### EXERCISE BRIEF
Pull every line that holds the word "Sync" from the entries.

"""

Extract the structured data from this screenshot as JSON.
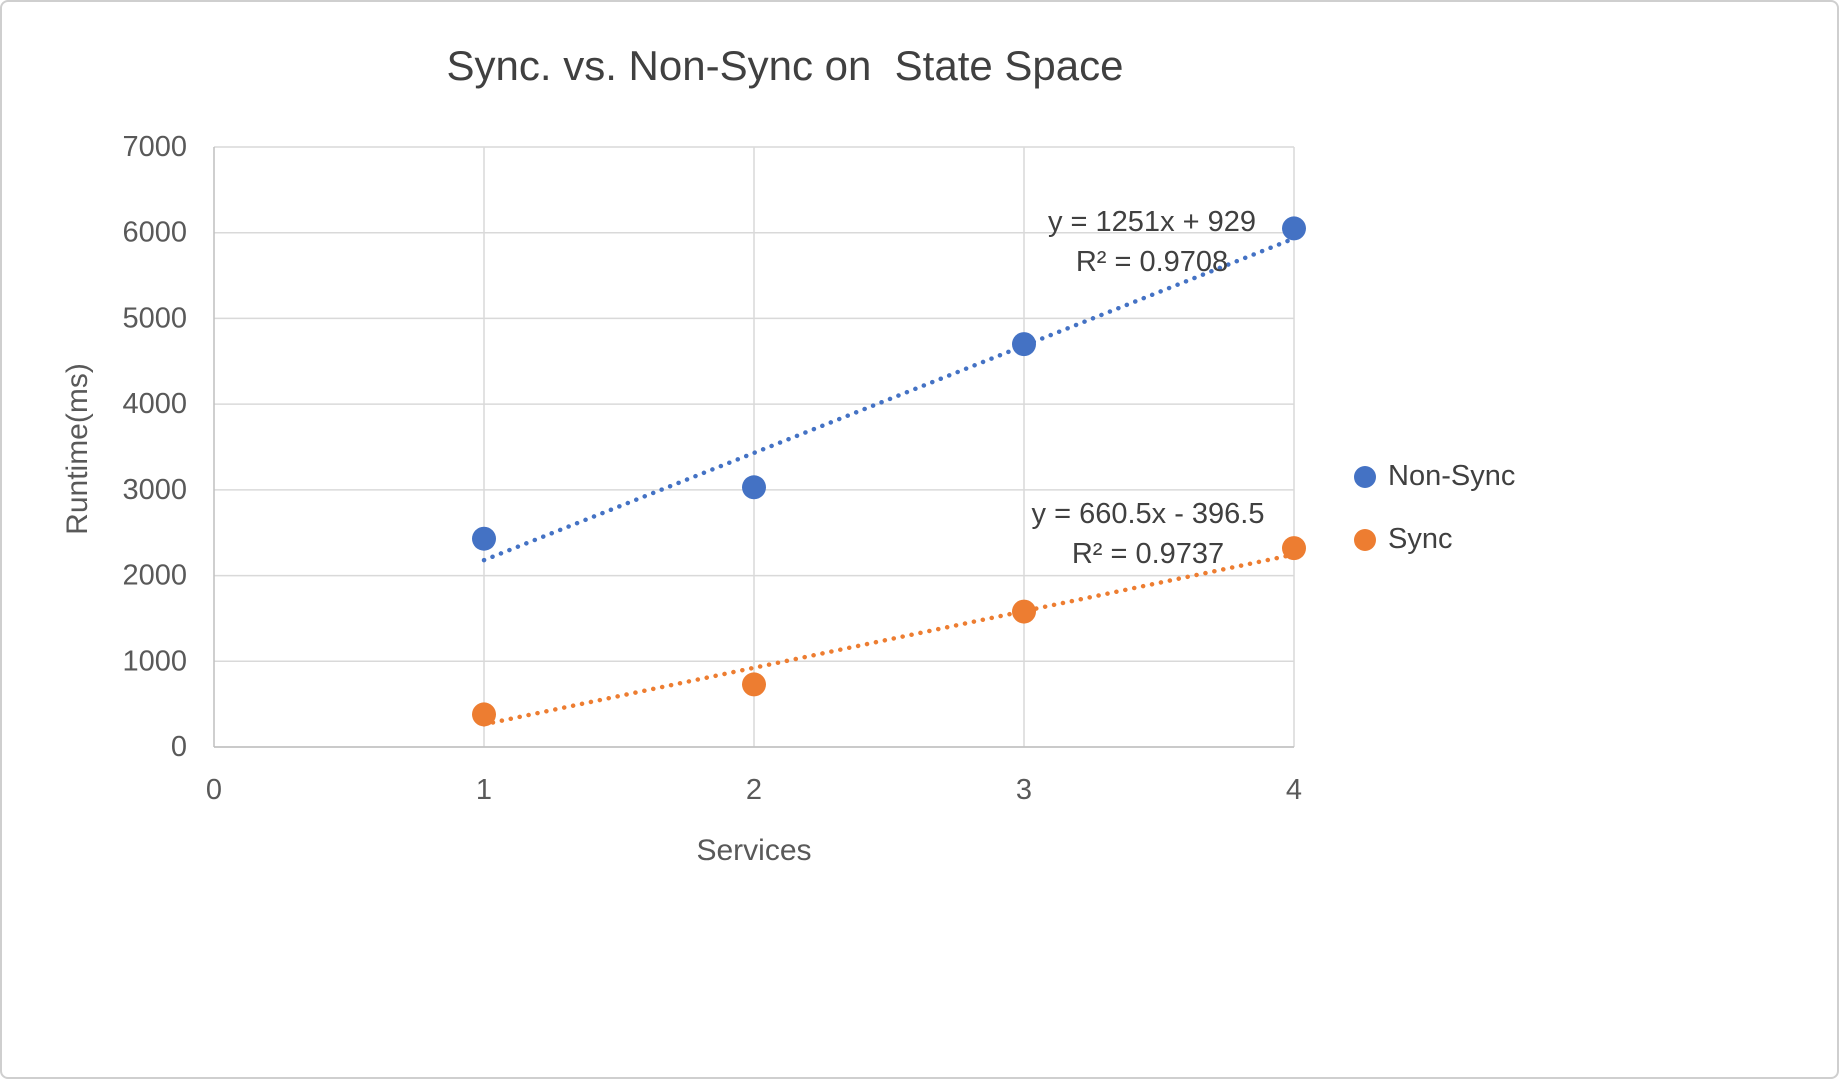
{
  "window": {
    "background": "#ffffff",
    "border_color": "#cfcfcf"
  },
  "chart_data": {
    "type": "scatter",
    "title": "Sync. vs. Non-Sync on  State Space",
    "xlabel": "Services",
    "ylabel": "Runtime(ms)",
    "xlim": [
      0,
      4
    ],
    "ylim": [
      0,
      7000
    ],
    "x_ticks": [
      0,
      1,
      2,
      3,
      4
    ],
    "y_ticks": [
      0,
      1000,
      2000,
      3000,
      4000,
      5000,
      6000,
      7000
    ],
    "grid": true,
    "legend_position": "right",
    "colors": {
      "grid": "#D9D9D9",
      "axis_line": "#BFBFBF",
      "axis_text": "#595959",
      "title_text": "#404040"
    },
    "series": [
      {
        "name": "Non-Sync",
        "color": "#4472C4",
        "x": [
          1,
          2,
          3,
          4
        ],
        "y": [
          2430,
          3030,
          4700,
          6050
        ],
        "trendline": {
          "style": "dotted",
          "slope": 1251,
          "intercept": 929,
          "x_range": [
            1,
            4
          ],
          "equation": "y = 1251x + 929",
          "r2_label": "R² = 0.9708"
        }
      },
      {
        "name": "Sync",
        "color": "#ED7D31",
        "x": [
          1,
          2,
          3,
          4
        ],
        "y": [
          380,
          730,
          1580,
          2320
        ],
        "trendline": {
          "style": "dotted",
          "slope": 660.5,
          "intercept": -396.5,
          "x_range": [
            1,
            4
          ],
          "equation": "y = 660.5x - 396.5",
          "r2_label": "R² = 0.9737"
        }
      }
    ]
  }
}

"""

### OUTPUT OF THE EXERCISE
    "title": "Sync. vs. Non-Sync on  State Space",
        "name": "Non-Sync",
        "name": "Sync",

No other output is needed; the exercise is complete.